__CHALLENGE__: Here are some records; return them all exactly.

__LISTING__:
'''
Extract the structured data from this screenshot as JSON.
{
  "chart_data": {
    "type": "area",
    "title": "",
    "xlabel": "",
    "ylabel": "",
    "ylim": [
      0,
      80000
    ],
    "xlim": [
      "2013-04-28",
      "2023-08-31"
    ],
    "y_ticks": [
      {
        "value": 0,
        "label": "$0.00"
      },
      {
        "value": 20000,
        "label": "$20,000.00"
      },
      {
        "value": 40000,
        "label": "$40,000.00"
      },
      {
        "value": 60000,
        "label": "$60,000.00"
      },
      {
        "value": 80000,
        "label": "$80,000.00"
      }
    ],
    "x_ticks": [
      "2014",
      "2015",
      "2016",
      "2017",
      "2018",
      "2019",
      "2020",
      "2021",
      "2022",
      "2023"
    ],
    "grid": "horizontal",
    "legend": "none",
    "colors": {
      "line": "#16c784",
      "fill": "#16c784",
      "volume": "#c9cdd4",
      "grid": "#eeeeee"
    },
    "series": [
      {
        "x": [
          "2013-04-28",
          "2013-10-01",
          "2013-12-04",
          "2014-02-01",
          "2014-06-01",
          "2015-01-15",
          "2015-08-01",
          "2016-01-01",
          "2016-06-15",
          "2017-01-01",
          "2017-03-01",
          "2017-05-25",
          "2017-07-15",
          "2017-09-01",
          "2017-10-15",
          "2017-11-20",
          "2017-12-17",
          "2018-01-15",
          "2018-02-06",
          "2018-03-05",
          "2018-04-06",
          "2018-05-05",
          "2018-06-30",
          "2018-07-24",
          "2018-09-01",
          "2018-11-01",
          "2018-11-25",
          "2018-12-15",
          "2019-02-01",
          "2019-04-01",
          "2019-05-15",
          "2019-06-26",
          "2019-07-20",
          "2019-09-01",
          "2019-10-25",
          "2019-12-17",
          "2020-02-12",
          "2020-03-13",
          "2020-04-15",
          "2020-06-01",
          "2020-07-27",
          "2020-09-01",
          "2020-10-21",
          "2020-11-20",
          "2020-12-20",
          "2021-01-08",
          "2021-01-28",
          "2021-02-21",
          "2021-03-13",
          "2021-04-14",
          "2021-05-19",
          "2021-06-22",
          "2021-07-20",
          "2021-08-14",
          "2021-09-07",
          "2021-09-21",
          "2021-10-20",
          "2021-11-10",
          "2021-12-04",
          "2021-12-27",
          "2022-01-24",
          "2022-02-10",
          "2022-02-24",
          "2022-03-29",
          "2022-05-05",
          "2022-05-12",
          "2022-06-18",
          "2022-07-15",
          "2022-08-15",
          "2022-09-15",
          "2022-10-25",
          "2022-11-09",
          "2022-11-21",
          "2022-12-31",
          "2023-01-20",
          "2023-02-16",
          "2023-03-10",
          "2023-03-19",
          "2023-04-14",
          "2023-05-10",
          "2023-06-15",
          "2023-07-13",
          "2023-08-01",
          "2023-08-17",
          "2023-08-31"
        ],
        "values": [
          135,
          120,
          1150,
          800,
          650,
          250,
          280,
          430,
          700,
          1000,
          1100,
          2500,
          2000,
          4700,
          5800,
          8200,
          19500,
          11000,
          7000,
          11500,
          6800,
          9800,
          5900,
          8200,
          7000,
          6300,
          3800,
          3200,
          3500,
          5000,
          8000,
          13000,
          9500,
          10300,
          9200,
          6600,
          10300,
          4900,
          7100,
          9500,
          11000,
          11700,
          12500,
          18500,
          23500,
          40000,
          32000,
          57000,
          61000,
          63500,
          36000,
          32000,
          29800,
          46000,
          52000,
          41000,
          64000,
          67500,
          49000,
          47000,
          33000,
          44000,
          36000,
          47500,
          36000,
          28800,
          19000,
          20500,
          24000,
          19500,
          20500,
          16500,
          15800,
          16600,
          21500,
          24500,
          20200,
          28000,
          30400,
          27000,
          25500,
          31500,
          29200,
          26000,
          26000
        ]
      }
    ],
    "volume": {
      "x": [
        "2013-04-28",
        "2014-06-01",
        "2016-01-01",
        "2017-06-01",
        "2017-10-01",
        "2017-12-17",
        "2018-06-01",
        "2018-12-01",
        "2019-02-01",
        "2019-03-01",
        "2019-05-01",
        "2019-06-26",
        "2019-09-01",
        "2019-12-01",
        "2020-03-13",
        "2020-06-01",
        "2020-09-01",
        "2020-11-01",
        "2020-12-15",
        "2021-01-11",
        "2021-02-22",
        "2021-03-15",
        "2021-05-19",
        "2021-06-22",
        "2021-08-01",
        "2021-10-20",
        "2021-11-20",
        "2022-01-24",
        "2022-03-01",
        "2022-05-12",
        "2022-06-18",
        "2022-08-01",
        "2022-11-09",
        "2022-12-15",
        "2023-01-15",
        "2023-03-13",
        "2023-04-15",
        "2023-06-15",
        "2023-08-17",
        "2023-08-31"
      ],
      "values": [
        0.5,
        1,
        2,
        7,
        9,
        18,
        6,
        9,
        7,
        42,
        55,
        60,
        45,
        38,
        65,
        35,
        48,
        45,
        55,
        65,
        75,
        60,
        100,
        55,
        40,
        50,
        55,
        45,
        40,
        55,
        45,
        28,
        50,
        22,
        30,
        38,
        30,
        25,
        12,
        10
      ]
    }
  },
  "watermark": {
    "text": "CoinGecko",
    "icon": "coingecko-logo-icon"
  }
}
'''
__REPLY__:
Extract the structured data from this screenshot as JSON.
{
  "chart_data": {
    "type": "area",
    "title": "",
    "xlabel": "",
    "ylabel": "",
    "ylim": [
      0,
      80000
    ],
    "xlim": [
      "2013-04-28",
      "2023-08-31"
    ],
    "y_ticks": [
      {
        "value": 0,
        "label": "$0.00"
      },
      {
        "value": 20000,
        "label": "$20,000.00"
      },
      {
        "value": 40000,
        "label": "$40,000.00"
      },
      {
        "value": 60000,
        "label": "$60,000.00"
      },
      {
        "value": 80000,
        "label": "$80,000.00"
      }
    ],
    "x_ticks": [
      "2014",
      "2015",
      "2016",
      "2017",
      "2018",
      "2019",
      "2020",
      "2021",
      "2022",
      "2023"
    ],
    "grid": "horizontal",
    "legend": "none",
    "colors": {
      "line": "#16c784",
      "fill": "#16c784",
      "volume": "#c9cdd4",
      "grid": "#eeeeee"
    },
    "series": [
      {
        "x": [
          "2013-04-28",
          "2013-10-01",
          "2013-12-04",
          "2014-02-01",
          "2014-06-01",
          "2015-01-15",
          "2015-08-01",
          "2016-01-01",
          "2016-06-15",
          "2017-01-01",
          "2017-03-01",
          "2017-05-25",
          "2017-07-15",
          "2017-09-01",
          "2017-10-15",
          "2017-11-20",
          "2017-12-17",
          "2018-01-15",
          "2018-02-06",
          "2018-03-05",
          "2018-04-06",
          "2018-05-05",
          "2018-06-30",
          "2018-07-24",
          "2018-09-01",
          "2018-11-01",
          "2018-11-25",
          "2018-12-15",
          "2019-02-01",
          "2019-04-01",
          "2019-05-15",
          "2019-06-26",
          "2019-07-20",
          "2019-09-01",
          "2019-10-25",
          "2019-12-17",
          "2020-02-12",
          "2020-03-13",
          "2020-04-15",
          "2020-06-01",
          "2020-07-27",
          "2020-09-01",
          "2020-10-21",
          "2020-11-20",
          "2020-12-20",
          "2021-01-08",
          "2021-01-28",
          "2021-02-21",
          "2021-03-13",
          "2021-04-14",
          "2021-05-19",
          "2021-06-22",
          "2021-07-20",
          "2021-08-14",
          "2021-09-07",
          "2021-09-21",
          "2021-10-20",
          "2021-11-10",
          "2021-12-04",
          "2021-12-27",
          "2022-01-24",
          "2022-02-10",
          "2022-02-24",
          "2022-03-29",
          "2022-05-05",
          "2022-05-12",
          "2022-06-18",
          "2022-07-15",
          "2022-08-15",
          "2022-09-15",
          "2022-10-25",
          "2022-11-09",
          "2022-11-21",
          "2022-12-31",
          "2023-01-20",
          "2023-02-16",
          "2023-03-10",
          "2023-03-19",
          "2023-04-14",
          "2023-05-10",
          "2023-06-15",
          "2023-07-13",
          "2023-08-01",
          "2023-08-17",
          "2023-08-31"
        ],
        "values": [
          135,
          120,
          1150,
          800,
          650,
          250,
          280,
          430,
          700,
          1000,
          1100,
          2500,
          2000,
          4700,
          5800,
          8200,
          19500,
          11000,
          7000,
          11500,
          6800,
          9800,
          5900,
          8200,
          7000,
          6300,
          3800,
          3200,
          3500,
          5000,
          8000,
          13000,
          9500,
          10300,
          9200,
          6600,
          10300,
          4900,
          7100,
          9500,
          11000,
          11700,
          12500,
          18500,
          23500,
          40000,
          32000,
          57000,
          61000,
          63500,
          36000,
          32000,
          29800,
          46000,
          52000,
          41000,
          64000,
          67500,
          49000,
          47000,
          33000,
          44000,
          36000,
          47500,
          36000,
          28800,
          19000,
          20500,
          24000,
          19500,
          20500,
          16500,
          15800,
          16600,
          21500,
          24500,
          20200,
          28000,
          30400,
          27000,
          25500,
          31500,
          29200,
          26000,
          26000
        ]
      }
    ],
    "volume": {
      "x": [
        "2013-04-28",
        "2014-06-01",
        "2016-01-01",
        "2017-06-01",
        "2017-10-01",
        "2017-12-17",
        "2018-06-01",
        "2018-12-01",
        "2019-02-01",
        "2019-03-01",
        "2019-05-01",
        "2019-06-26",
        "2019-09-01",
        "2019-12-01",
        "2020-03-13",
        "2020-06-01",
        "2020-09-01",
        "2020-11-01",
        "2020-12-15",
        "2021-01-11",
        "2021-02-22",
        "2021-03-15",
        "2021-05-19",
        "2021-06-22",
        "2021-08-01",
        "2021-10-20",
        "2021-11-20",
        "2022-01-24",
        "2022-03-01",
        "2022-05-12",
        "2022-06-18",
        "2022-08-01",
        "2022-11-09",
        "2022-12-15",
        "2023-01-15",
        "2023-03-13",
        "2023-04-15",
        "2023-06-15",
        "2023-08-17",
        "2023-08-31"
      ],
      "values": [
        0.5,
        1,
        2,
        7,
        9,
        18,
        6,
        9,
        7,
        42,
        55,
        60,
        45,
        38,
        65,
        35,
        48,
        45,
        55,
        65,
        75,
        60,
        100,
        55,
        40,
        50,
        55,
        45,
        40,
        55,
        45,
        28,
        50,
        22,
        30,
        38,
        30,
        25,
        12,
        10
      ]
    }
  },
  "watermark": {
    "text": "CoinGecko",
    "icon": "coingecko-logo-icon"
  }
}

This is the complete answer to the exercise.